**WORK REQUIRED:** Transcribe the records exactly. Pictures do not belong in the transcription.

Excerpts from a figure dataset
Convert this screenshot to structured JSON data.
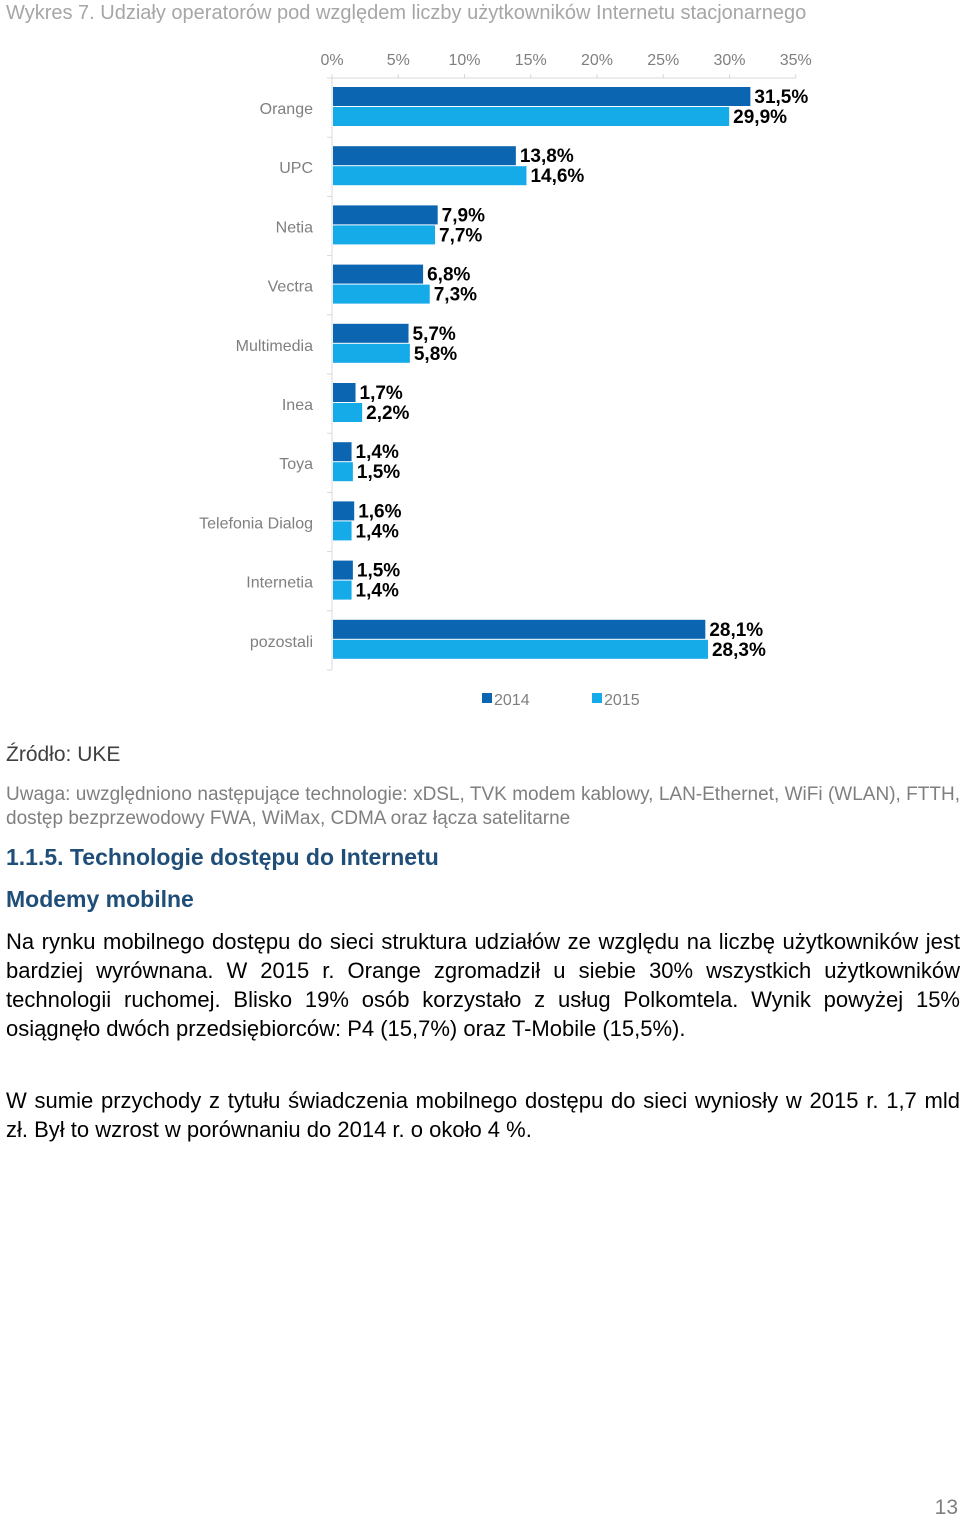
{
  "caption": "Wykres 7. Udziały operatorów pod względem liczby użytkowników Internetu stacjonarnego",
  "chart_data": {
    "type": "bar",
    "orientation": "horizontal",
    "categories": [
      "Orange",
      "UPC",
      "Netia",
      "Vectra",
      "Multimedia",
      "Inea",
      "Toya",
      "Telefonia Dialog",
      "Internetia",
      "pozostali"
    ],
    "series": [
      {
        "name": "2014",
        "color": "#0b65b1",
        "values": [
          31.5,
          13.8,
          7.9,
          6.8,
          5.7,
          1.7,
          1.4,
          1.6,
          1.5,
          28.1
        ],
        "labels": [
          "31,5%",
          "13,8%",
          "7,9%",
          "6,8%",
          "5,7%",
          "1,7%",
          "1,4%",
          "1,6%",
          "1,5%",
          "28,1%"
        ]
      },
      {
        "name": "2015",
        "color": "#15aae8",
        "values": [
          29.9,
          14.6,
          7.7,
          7.3,
          5.8,
          2.2,
          1.5,
          1.4,
          1.4,
          28.3
        ],
        "labels": [
          "29,9%",
          "14,6%",
          "7,7%",
          "7,3%",
          "5,8%",
          "2,2%",
          "1,5%",
          "1,4%",
          "1,4%",
          "28,3%"
        ]
      }
    ],
    "xlim": [
      0,
      35
    ],
    "xticks": [
      "0%",
      "5%",
      "10%",
      "15%",
      "20%",
      "25%",
      "30%",
      "35%"
    ],
    "axis_position": "top",
    "grid": false,
    "legend": "bottom"
  },
  "source": "Źródło: UKE",
  "note": "Uwaga: uwzględniono następujące technologie: xDSL, TVK modem kablowy, LAN-Ethernet, WiFi (WLAN), FTTH, dostęp bezprzewodowy FWA, WiMax, CDMA oraz łącza satelitarne",
  "section_heading": "1.1.5. Technologie dostępu do Internetu",
  "subsection_heading": "Modemy mobilne",
  "paragraph1": "Na rynku mobilnego dostępu do sieci struktura udziałów ze względu na liczbę użytkowników jest bardziej wyrównana. W 2015 r. Orange zgromadził u siebie 30% wszystkich użytkowników technologii ruchomej. Blisko 19% osób korzystało z usług Polkomtela. Wynik powyżej 15% osiągnęło dwóch przedsiębiorców: P4 (15,7%) oraz T-Mobile (15,5%).",
  "paragraph2": "W sumie przychody z tytułu świadczenia mobilnego dostępu do sieci wyniosły w 2015 r. 1,7 mld zł. Był to wzrost w porównaniu do 2014 r. o około 4 %.",
  "page_number": "13"
}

**THE OUTPUT:**
Convert this screenshot to structured JSON data.
{
  "caption": "Wykres 7. Udziały operatorów pod względem liczby użytkowników Internetu stacjonarnego",
  "chart_data": {
    "type": "bar",
    "orientation": "horizontal",
    "categories": [
      "Orange",
      "UPC",
      "Netia",
      "Vectra",
      "Multimedia",
      "Inea",
      "Toya",
      "Telefonia Dialog",
      "Internetia",
      "pozostali"
    ],
    "series": [
      {
        "name": "2014",
        "color": "#0b65b1",
        "values": [
          31.5,
          13.8,
          7.9,
          6.8,
          5.7,
          1.7,
          1.4,
          1.6,
          1.5,
          28.1
        ],
        "labels": [
          "31,5%",
          "13,8%",
          "7,9%",
          "6,8%",
          "5,7%",
          "1,7%",
          "1,4%",
          "1,6%",
          "1,5%",
          "28,1%"
        ]
      },
      {
        "name": "2015",
        "color": "#15aae8",
        "values": [
          29.9,
          14.6,
          7.7,
          7.3,
          5.8,
          2.2,
          1.5,
          1.4,
          1.4,
          28.3
        ],
        "labels": [
          "29,9%",
          "14,6%",
          "7,7%",
          "7,3%",
          "5,8%",
          "2,2%",
          "1,5%",
          "1,4%",
          "1,4%",
          "28,3%"
        ]
      }
    ],
    "xlim": [
      0,
      35
    ],
    "xticks": [
      "0%",
      "5%",
      "10%",
      "15%",
      "20%",
      "25%",
      "30%",
      "35%"
    ],
    "axis_position": "top",
    "grid": false,
    "legend": "bottom"
  },
  "source": "Źródło: UKE",
  "note": "Uwaga: uwzględniono następujące technologie: xDSL, TVK modem kablowy, LAN-Ethernet, WiFi (WLAN), FTTH, dostęp bezprzewodowy FWA, WiMax, CDMA oraz łącza satelitarne",
  "section_heading": "1.1.5. Technologie dostępu do Internetu",
  "subsection_heading": "Modemy mobilne",
  "paragraph1": "Na rynku mobilnego dostępu do sieci struktura udziałów ze względu na liczbę użytkowników jest bardziej wyrównana. W 2015 r. Orange zgromadził u siebie 30% wszystkich użytkowników technologii ruchomej. Blisko 19% osób korzystało z usług Polkomtela. Wynik powyżej 15% osiągnęło dwóch przedsiębiorców: P4 (15,7%) oraz T-Mobile (15,5%).",
  "paragraph2": "W sumie przychody z tytułu świadczenia mobilnego dostępu do sieci wyniosły w 2015 r. 1,7 mld zł. Był to wzrost w porównaniu do 2014 r. o około 4 %.",
  "page_number": "13"
}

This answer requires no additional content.